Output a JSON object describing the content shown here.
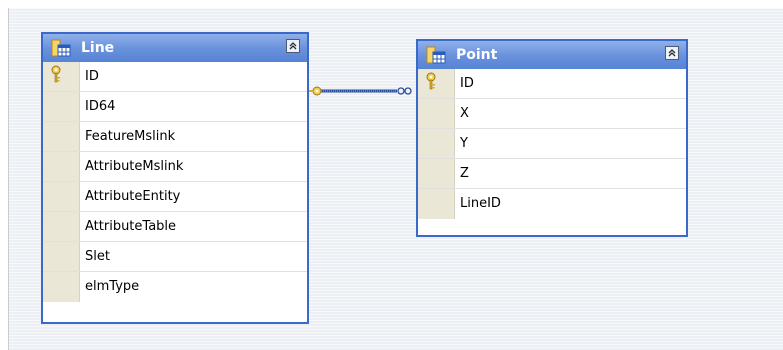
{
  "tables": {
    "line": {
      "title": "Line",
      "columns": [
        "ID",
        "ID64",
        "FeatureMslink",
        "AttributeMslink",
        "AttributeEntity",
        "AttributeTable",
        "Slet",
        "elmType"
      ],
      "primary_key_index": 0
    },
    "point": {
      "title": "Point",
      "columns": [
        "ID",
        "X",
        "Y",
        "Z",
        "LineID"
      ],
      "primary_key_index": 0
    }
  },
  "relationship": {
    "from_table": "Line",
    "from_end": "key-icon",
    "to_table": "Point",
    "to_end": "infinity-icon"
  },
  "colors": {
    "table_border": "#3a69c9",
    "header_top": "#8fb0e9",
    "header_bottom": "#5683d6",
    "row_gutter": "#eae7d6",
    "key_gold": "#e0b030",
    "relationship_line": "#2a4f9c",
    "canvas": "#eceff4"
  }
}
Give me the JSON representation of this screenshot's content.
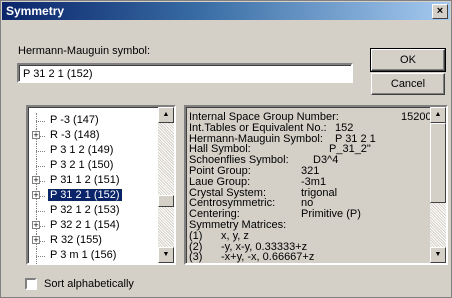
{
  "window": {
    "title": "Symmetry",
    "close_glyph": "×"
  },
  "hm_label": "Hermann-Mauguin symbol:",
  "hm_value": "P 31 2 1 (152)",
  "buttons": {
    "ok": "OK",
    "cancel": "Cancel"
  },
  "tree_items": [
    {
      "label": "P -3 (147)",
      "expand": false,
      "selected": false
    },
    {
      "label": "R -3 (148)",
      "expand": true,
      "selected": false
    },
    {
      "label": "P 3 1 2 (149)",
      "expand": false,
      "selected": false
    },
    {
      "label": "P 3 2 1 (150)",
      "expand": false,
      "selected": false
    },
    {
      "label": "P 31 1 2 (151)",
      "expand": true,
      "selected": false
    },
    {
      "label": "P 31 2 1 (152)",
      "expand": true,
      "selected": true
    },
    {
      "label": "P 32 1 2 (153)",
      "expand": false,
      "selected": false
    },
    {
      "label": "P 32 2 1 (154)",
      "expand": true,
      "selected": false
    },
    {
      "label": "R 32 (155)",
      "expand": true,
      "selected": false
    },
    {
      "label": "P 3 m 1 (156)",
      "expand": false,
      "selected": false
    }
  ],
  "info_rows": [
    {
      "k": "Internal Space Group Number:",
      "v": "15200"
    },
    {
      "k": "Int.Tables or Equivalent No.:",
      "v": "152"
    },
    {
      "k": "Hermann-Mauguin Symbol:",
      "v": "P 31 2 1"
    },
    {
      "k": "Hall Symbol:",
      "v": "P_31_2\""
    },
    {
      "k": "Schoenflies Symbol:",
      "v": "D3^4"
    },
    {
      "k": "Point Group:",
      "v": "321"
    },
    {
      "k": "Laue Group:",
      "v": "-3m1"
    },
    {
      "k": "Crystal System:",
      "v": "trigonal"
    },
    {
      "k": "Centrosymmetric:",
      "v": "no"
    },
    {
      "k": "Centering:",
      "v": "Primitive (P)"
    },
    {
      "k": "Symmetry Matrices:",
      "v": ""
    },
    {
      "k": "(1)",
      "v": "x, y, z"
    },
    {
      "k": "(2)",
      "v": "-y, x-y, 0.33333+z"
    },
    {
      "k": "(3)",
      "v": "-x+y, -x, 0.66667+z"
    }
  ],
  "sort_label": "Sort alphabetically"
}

:: EXERCISE INSTRUCTIONS ::
Please set down each line of the data above exactly as written, without the pictures.

:: RESPONSE ::
Output a JSON object describing the content shown here.
{
  "tables": {
    "line": {
      "title": "Line",
      "columns": [
        "ID",
        "ID64",
        "FeatureMslink",
        "AttributeMslink",
        "AttributeEntity",
        "AttributeTable",
        "Slet",
        "elmType"
      ],
      "primary_key_index": 0
    },
    "point": {
      "title": "Point",
      "columns": [
        "ID",
        "X",
        "Y",
        "Z",
        "LineID"
      ],
      "primary_key_index": 0
    }
  },
  "relationship": {
    "from_table": "Line",
    "from_end": "key-icon",
    "to_table": "Point",
    "to_end": "infinity-icon"
  },
  "colors": {
    "table_border": "#3a69c9",
    "header_top": "#8fb0e9",
    "header_bottom": "#5683d6",
    "row_gutter": "#eae7d6",
    "key_gold": "#e0b030",
    "relationship_line": "#2a4f9c",
    "canvas": "#eceff4"
  }
}
Give me the JSON representation of this screenshot's content.
{
  "window": {
    "title": "Symmetry",
    "close_glyph": "×"
  },
  "hm_label": "Hermann-Mauguin symbol:",
  "hm_value": "P 31 2 1 (152)",
  "buttons": {
    "ok": "OK",
    "cancel": "Cancel"
  },
  "tree_items": [
    {
      "label": "P -3 (147)",
      "expand": false,
      "selected": false
    },
    {
      "label": "R -3 (148)",
      "expand": true,
      "selected": false
    },
    {
      "label": "P 3 1 2 (149)",
      "expand": false,
      "selected": false
    },
    {
      "label": "P 3 2 1 (150)",
      "expand": false,
      "selected": false
    },
    {
      "label": "P 31 1 2 (151)",
      "expand": true,
      "selected": false
    },
    {
      "label": "P 31 2 1 (152)",
      "expand": true,
      "selected": true
    },
    {
      "label": "P 32 1 2 (153)",
      "expand": false,
      "selected": false
    },
    {
      "label": "P 32 2 1 (154)",
      "expand": true,
      "selected": false
    },
    {
      "label": "R 32 (155)",
      "expand": true,
      "selected": false
    },
    {
      "label": "P 3 m 1 (156)",
      "expand": false,
      "selected": false
    }
  ],
  "info_rows": [
    {
      "k": "Internal Space Group Number:",
      "v": "15200"
    },
    {
      "k": "Int.Tables or Equivalent No.:",
      "v": "152"
    },
    {
      "k": "Hermann-Mauguin Symbol:",
      "v": "P 31 2 1"
    },
    {
      "k": "Hall Symbol:",
      "v": "P_31_2\""
    },
    {
      "k": "Schoenflies Symbol:",
      "v": "D3^4"
    },
    {
      "k": "Point Group:",
      "v": "321"
    },
    {
      "k": "Laue Group:",
      "v": "-3m1"
    },
    {
      "k": "Crystal System:",
      "v": "trigonal"
    },
    {
      "k": "Centrosymmetric:",
      "v": "no"
    },
    {
      "k": "Centering:",
      "v": "Primitive (P)"
    },
    {
      "k": "Symmetry Matrices:",
      "v": ""
    },
    {
      "k": "(1)",
      "v": "x, y, z"
    },
    {
      "k": "(2)",
      "v": "-y, x-y, 0.33333+z"
    },
    {
      "k": "(3)",
      "v": "-x+y, -x, 0.66667+z"
    }
  ],
  "sort_label": "Sort alphabetically"
}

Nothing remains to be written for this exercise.